Find each line with "言语表达能力" and copy it.

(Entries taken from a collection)
>>>

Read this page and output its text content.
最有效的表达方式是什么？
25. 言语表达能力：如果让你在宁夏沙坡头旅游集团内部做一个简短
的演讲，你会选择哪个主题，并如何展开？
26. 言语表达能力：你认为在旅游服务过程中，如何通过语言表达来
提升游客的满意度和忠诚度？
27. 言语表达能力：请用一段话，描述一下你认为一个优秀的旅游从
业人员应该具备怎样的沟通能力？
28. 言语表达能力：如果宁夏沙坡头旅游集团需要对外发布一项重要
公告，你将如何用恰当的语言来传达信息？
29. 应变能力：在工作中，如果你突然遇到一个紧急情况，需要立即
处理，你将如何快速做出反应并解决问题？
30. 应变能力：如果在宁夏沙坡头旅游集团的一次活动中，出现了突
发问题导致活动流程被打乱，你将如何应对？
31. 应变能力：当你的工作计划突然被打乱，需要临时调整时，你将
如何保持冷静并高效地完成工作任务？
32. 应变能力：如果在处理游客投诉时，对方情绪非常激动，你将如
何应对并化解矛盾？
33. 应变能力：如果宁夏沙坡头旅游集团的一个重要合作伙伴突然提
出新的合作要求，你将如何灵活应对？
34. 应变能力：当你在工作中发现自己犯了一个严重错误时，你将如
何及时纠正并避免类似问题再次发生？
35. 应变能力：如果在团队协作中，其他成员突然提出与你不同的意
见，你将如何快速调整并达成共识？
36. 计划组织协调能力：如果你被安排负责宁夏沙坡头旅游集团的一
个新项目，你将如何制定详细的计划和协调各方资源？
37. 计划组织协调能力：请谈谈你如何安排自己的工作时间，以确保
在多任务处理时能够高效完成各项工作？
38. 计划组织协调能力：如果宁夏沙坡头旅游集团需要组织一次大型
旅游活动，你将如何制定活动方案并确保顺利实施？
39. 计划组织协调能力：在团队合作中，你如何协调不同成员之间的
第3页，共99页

<<<

Output for this exercise:
25. 言语表达能力：如果让你在宁夏沙坡头旅游集团内部做一个简短
26. 言语表达能力：你认为在旅游服务过程中，如何通过语言表达来
27. 言语表达能力：请用一段话，描述一下你认为一个优秀的旅游从
28. 言语表达能力：如果宁夏沙坡头旅游集团需要对外发布一项重要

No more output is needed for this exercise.